(Entries from a dataset)
____________
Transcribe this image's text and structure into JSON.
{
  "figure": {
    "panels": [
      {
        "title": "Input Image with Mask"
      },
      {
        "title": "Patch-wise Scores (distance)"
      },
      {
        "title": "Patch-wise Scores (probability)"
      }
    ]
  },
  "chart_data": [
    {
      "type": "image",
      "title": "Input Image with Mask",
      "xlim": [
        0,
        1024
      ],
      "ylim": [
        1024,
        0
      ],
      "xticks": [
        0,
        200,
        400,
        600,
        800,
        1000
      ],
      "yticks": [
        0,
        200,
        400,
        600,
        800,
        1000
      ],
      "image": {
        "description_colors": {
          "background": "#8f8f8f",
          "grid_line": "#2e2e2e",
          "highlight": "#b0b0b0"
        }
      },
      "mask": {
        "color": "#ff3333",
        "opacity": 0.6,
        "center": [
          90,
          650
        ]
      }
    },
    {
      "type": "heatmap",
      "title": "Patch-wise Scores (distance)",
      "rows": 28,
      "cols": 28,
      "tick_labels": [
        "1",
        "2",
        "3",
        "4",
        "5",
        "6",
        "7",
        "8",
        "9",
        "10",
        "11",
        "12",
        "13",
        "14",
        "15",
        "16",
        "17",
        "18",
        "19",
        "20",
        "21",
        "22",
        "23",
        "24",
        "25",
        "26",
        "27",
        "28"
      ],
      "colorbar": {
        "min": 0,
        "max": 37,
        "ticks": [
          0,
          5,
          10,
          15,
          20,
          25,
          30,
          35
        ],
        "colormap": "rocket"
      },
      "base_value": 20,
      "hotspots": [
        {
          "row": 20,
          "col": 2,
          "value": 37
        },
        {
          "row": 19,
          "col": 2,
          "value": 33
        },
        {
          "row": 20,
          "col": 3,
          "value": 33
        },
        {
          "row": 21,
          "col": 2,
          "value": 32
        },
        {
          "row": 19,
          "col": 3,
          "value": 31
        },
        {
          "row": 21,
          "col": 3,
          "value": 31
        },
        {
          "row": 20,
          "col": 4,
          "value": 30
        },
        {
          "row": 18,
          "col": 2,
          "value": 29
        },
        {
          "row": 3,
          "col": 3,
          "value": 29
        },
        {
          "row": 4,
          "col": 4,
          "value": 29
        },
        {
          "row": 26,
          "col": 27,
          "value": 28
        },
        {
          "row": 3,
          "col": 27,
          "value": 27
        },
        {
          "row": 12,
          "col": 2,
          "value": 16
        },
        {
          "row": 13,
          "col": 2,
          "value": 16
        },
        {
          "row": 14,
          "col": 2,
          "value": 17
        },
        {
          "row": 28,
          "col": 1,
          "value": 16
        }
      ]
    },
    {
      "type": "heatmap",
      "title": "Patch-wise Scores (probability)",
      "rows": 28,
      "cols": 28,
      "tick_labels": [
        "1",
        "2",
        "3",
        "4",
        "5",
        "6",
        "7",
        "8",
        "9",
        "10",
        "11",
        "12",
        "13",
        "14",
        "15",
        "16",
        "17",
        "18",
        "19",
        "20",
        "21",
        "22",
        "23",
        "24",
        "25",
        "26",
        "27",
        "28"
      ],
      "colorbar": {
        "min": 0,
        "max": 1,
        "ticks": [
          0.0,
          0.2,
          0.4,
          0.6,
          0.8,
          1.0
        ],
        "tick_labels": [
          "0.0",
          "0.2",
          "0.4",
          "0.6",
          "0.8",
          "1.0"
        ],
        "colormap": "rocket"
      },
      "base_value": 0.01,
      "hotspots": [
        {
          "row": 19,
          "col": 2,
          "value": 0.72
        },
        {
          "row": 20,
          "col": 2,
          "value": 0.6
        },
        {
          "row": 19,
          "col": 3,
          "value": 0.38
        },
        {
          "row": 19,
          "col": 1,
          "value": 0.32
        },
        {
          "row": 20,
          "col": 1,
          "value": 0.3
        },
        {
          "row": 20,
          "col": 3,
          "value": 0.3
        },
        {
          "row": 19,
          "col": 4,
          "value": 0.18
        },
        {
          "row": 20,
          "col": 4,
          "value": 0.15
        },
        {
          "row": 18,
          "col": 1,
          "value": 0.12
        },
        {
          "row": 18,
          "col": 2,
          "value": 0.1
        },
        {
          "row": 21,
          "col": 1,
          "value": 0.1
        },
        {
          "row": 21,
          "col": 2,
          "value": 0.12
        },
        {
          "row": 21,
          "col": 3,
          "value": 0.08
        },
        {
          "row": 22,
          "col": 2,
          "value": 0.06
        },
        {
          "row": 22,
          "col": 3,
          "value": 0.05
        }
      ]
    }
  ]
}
____________
> _STATED GOAL_:
Reproduce each entry from the records above, character for character.

> _THE REPLY_:
Transcribe this image's text and structure into JSON.
{
  "figure": {
    "panels": [
      {
        "title": "Input Image with Mask"
      },
      {
        "title": "Patch-wise Scores (distance)"
      },
      {
        "title": "Patch-wise Scores (probability)"
      }
    ]
  },
  "chart_data": [
    {
      "type": "image",
      "title": "Input Image with Mask",
      "xlim": [
        0,
        1024
      ],
      "ylim": [
        1024,
        0
      ],
      "xticks": [
        0,
        200,
        400,
        600,
        800,
        1000
      ],
      "yticks": [
        0,
        200,
        400,
        600,
        800,
        1000
      ],
      "image": {
        "description_colors": {
          "background": "#8f8f8f",
          "grid_line": "#2e2e2e",
          "highlight": "#b0b0b0"
        }
      },
      "mask": {
        "color": "#ff3333",
        "opacity": 0.6,
        "center": [
          90,
          650
        ]
      }
    },
    {
      "type": "heatmap",
      "title": "Patch-wise Scores (distance)",
      "rows": 28,
      "cols": 28,
      "tick_labels": [
        "1",
        "2",
        "3",
        "4",
        "5",
        "6",
        "7",
        "8",
        "9",
        "10",
        "11",
        "12",
        "13",
        "14",
        "15",
        "16",
        "17",
        "18",
        "19",
        "20",
        "21",
        "22",
        "23",
        "24",
        "25",
        "26",
        "27",
        "28"
      ],
      "colorbar": {
        "min": 0,
        "max": 37,
        "ticks": [
          0,
          5,
          10,
          15,
          20,
          25,
          30,
          35
        ],
        "colormap": "rocket"
      },
      "base_value": 20,
      "hotspots": [
        {
          "row": 20,
          "col": 2,
          "value": 37
        },
        {
          "row": 19,
          "col": 2,
          "value": 33
        },
        {
          "row": 20,
          "col": 3,
          "value": 33
        },
        {
          "row": 21,
          "col": 2,
          "value": 32
        },
        {
          "row": 19,
          "col": 3,
          "value": 31
        },
        {
          "row": 21,
          "col": 3,
          "value": 31
        },
        {
          "row": 20,
          "col": 4,
          "value": 30
        },
        {
          "row": 18,
          "col": 2,
          "value": 29
        },
        {
          "row": 3,
          "col": 3,
          "value": 29
        },
        {
          "row": 4,
          "col": 4,
          "value": 29
        },
        {
          "row": 26,
          "col": 27,
          "value": 28
        },
        {
          "row": 3,
          "col": 27,
          "value": 27
        },
        {
          "row": 12,
          "col": 2,
          "value": 16
        },
        {
          "row": 13,
          "col": 2,
          "value": 16
        },
        {
          "row": 14,
          "col": 2,
          "value": 17
        },
        {
          "row": 28,
          "col": 1,
          "value": 16
        }
      ]
    },
    {
      "type": "heatmap",
      "title": "Patch-wise Scores (probability)",
      "rows": 28,
      "cols": 28,
      "tick_labels": [
        "1",
        "2",
        "3",
        "4",
        "5",
        "6",
        "7",
        "8",
        "9",
        "10",
        "11",
        "12",
        "13",
        "14",
        "15",
        "16",
        "17",
        "18",
        "19",
        "20",
        "21",
        "22",
        "23",
        "24",
        "25",
        "26",
        "27",
        "28"
      ],
      "colorbar": {
        "min": 0,
        "max": 1,
        "ticks": [
          0.0,
          0.2,
          0.4,
          0.6,
          0.8,
          1.0
        ],
        "tick_labels": [
          "0.0",
          "0.2",
          "0.4",
          "0.6",
          "0.8",
          "1.0"
        ],
        "colormap": "rocket"
      },
      "base_value": 0.01,
      "hotspots": [
        {
          "row": 19,
          "col": 2,
          "value": 0.72
        },
        {
          "row": 20,
          "col": 2,
          "value": 0.6
        },
        {
          "row": 19,
          "col": 3,
          "value": 0.38
        },
        {
          "row": 19,
          "col": 1,
          "value": 0.32
        },
        {
          "row": 20,
          "col": 1,
          "value": 0.3
        },
        {
          "row": 20,
          "col": 3,
          "value": 0.3
        },
        {
          "row": 19,
          "col": 4,
          "value": 0.18
        },
        {
          "row": 20,
          "col": 4,
          "value": 0.15
        },
        {
          "row": 18,
          "col": 1,
          "value": 0.12
        },
        {
          "row": 18,
          "col": 2,
          "value": 0.1
        },
        {
          "row": 21,
          "col": 1,
          "value": 0.1
        },
        {
          "row": 21,
          "col": 2,
          "value": 0.12
        },
        {
          "row": 21,
          "col": 3,
          "value": 0.08
        },
        {
          "row": 22,
          "col": 2,
          "value": 0.06
        },
        {
          "row": 22,
          "col": 3,
          "value": 0.05
        }
      ]
    }
  ]
}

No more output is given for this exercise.